» Exercise materials
•••••

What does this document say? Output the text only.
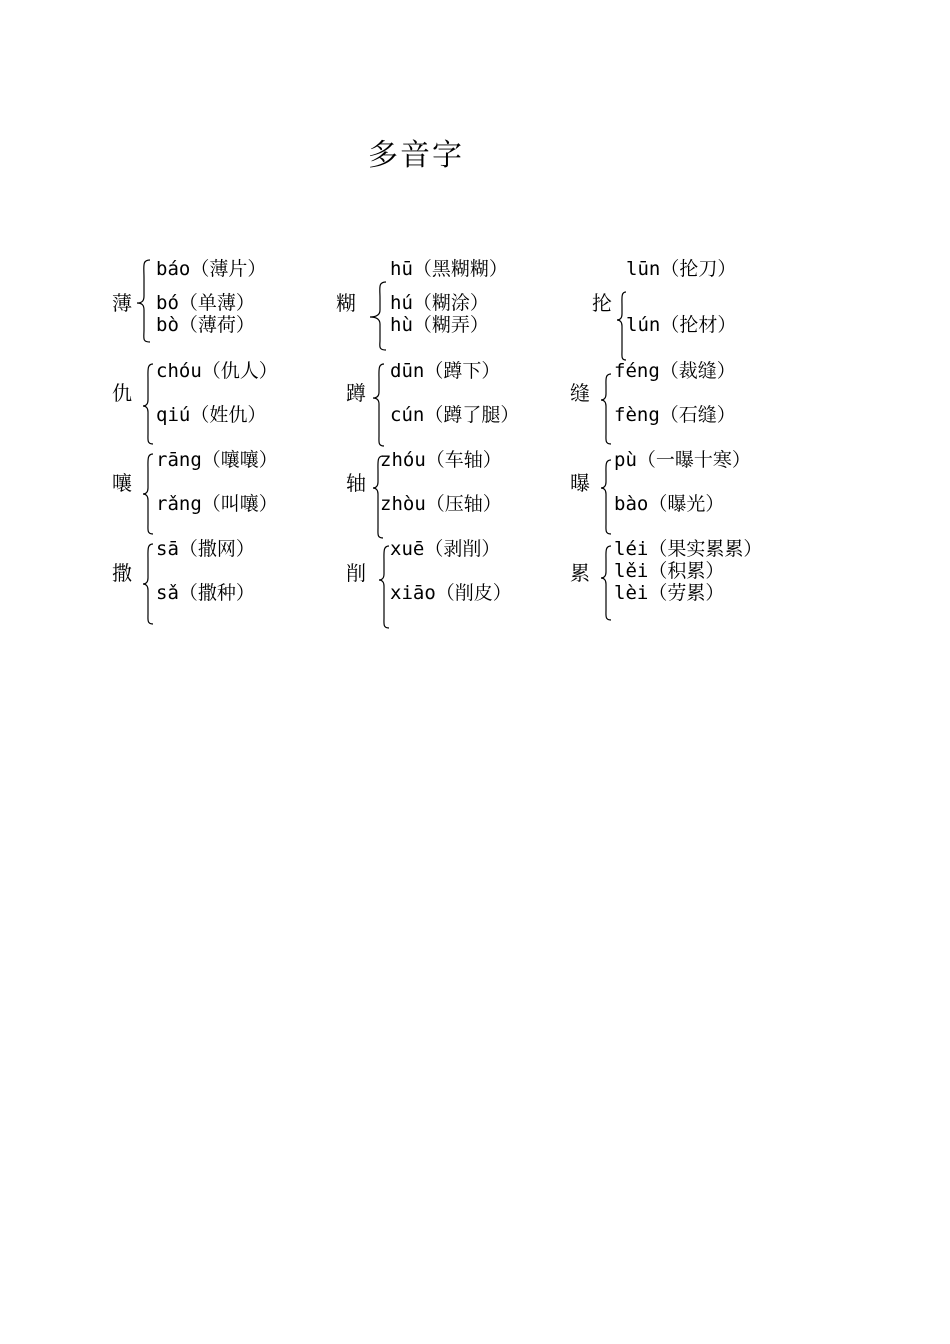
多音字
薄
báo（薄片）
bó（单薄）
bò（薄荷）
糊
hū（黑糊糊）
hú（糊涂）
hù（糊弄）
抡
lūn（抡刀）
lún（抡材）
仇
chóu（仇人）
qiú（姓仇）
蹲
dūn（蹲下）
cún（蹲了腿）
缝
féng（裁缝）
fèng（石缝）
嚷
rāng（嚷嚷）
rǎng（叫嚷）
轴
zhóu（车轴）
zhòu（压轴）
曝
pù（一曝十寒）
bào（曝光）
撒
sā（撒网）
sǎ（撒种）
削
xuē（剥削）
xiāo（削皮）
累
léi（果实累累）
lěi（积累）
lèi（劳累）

•••••

» Exercise objective
Go back to the records above and write them out exactly, without the pictures.

» Solved problem
What does this document say? Output the text only.
多音字
薄
báo（薄片）
bó（单薄）
bò（薄荷）
糊
hū（黑糊糊）
hú（糊涂）
hù（糊弄）
抡
lūn（抡刀）
lún（抡材）
仇
chóu（仇人）
qiú（姓仇）
蹲
dūn（蹲下）
cún（蹲了腿）
缝
féng（裁缝）
fèng（石缝）
嚷
rāng（嚷嚷）
rǎng（叫嚷）
轴
zhóu（车轴）
zhòu（压轴）
曝
pù（一曝十寒）
bào（曝光）
撒
sā（撒网）
sǎ（撒种）
削
xuē（剥削）
xiāo（削皮）
累
léi（果实累累）
lěi（积累）
lèi（劳累）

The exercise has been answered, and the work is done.